--- Extracted entries ---
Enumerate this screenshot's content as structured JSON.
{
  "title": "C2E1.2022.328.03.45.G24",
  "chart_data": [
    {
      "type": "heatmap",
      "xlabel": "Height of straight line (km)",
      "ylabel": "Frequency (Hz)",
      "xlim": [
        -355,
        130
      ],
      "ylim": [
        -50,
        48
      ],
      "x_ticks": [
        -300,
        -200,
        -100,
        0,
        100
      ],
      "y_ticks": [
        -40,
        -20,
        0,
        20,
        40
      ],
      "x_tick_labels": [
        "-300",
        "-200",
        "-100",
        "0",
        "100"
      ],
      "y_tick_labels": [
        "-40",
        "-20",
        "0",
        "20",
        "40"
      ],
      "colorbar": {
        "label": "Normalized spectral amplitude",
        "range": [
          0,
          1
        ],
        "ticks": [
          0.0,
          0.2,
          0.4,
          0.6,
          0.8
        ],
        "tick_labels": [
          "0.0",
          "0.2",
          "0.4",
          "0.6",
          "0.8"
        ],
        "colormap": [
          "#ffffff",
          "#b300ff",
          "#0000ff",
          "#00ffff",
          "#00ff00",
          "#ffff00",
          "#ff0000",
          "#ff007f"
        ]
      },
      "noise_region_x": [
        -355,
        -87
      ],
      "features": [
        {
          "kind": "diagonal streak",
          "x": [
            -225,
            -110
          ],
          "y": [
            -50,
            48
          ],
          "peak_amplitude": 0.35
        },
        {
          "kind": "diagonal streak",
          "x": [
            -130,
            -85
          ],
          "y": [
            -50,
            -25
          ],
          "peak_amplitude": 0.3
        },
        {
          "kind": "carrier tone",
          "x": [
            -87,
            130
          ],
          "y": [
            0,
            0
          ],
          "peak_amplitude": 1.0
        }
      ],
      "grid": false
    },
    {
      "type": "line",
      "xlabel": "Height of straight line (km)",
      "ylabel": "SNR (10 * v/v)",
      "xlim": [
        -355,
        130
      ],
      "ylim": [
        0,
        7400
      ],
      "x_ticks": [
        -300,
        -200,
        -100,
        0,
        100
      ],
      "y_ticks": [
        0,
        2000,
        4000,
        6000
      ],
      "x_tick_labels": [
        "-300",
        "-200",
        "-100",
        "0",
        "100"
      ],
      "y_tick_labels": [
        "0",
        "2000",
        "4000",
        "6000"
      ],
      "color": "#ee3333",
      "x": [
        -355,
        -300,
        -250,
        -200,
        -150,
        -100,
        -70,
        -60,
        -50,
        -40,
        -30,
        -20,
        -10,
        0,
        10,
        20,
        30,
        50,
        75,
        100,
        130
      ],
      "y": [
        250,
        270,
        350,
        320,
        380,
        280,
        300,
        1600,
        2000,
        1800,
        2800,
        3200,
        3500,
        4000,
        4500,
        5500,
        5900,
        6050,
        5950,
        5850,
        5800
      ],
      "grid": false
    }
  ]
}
---
Written task:
Please set down all the data word for word.

Output below:
Enumerate this screenshot's content as structured JSON.
{
  "title": "C2E1.2022.328.03.45.G24",
  "chart_data": [
    {
      "type": "heatmap",
      "xlabel": "Height of straight line (km)",
      "ylabel": "Frequency (Hz)",
      "xlim": [
        -355,
        130
      ],
      "ylim": [
        -50,
        48
      ],
      "x_ticks": [
        -300,
        -200,
        -100,
        0,
        100
      ],
      "y_ticks": [
        -40,
        -20,
        0,
        20,
        40
      ],
      "x_tick_labels": [
        "-300",
        "-200",
        "-100",
        "0",
        "100"
      ],
      "y_tick_labels": [
        "-40",
        "-20",
        "0",
        "20",
        "40"
      ],
      "colorbar": {
        "label": "Normalized spectral amplitude",
        "range": [
          0,
          1
        ],
        "ticks": [
          0.0,
          0.2,
          0.4,
          0.6,
          0.8
        ],
        "tick_labels": [
          "0.0",
          "0.2",
          "0.4",
          "0.6",
          "0.8"
        ],
        "colormap": [
          "#ffffff",
          "#b300ff",
          "#0000ff",
          "#00ffff",
          "#00ff00",
          "#ffff00",
          "#ff0000",
          "#ff007f"
        ]
      },
      "noise_region_x": [
        -355,
        -87
      ],
      "features": [
        {
          "kind": "diagonal streak",
          "x": [
            -225,
            -110
          ],
          "y": [
            -50,
            48
          ],
          "peak_amplitude": 0.35
        },
        {
          "kind": "diagonal streak",
          "x": [
            -130,
            -85
          ],
          "y": [
            -50,
            -25
          ],
          "peak_amplitude": 0.3
        },
        {
          "kind": "carrier tone",
          "x": [
            -87,
            130
          ],
          "y": [
            0,
            0
          ],
          "peak_amplitude": 1.0
        }
      ],
      "grid": false
    },
    {
      "type": "line",
      "xlabel": "Height of straight line (km)",
      "ylabel": "SNR (10 * v/v)",
      "xlim": [
        -355,
        130
      ],
      "ylim": [
        0,
        7400
      ],
      "x_ticks": [
        -300,
        -200,
        -100,
        0,
        100
      ],
      "y_ticks": [
        0,
        2000,
        4000,
        6000
      ],
      "x_tick_labels": [
        "-300",
        "-200",
        "-100",
        "0",
        "100"
      ],
      "y_tick_labels": [
        "0",
        "2000",
        "4000",
        "6000"
      ],
      "color": "#ee3333",
      "x": [
        -355,
        -300,
        -250,
        -200,
        -150,
        -100,
        -70,
        -60,
        -50,
        -40,
        -30,
        -20,
        -10,
        0,
        10,
        20,
        30,
        50,
        75,
        100,
        130
      ],
      "y": [
        250,
        270,
        350,
        320,
        380,
        280,
        300,
        1600,
        2000,
        1800,
        2800,
        3200,
        3500,
        4000,
        4500,
        5500,
        5900,
        6050,
        5950,
        5850,
        5800
      ],
      "grid": false
    }
  ]
}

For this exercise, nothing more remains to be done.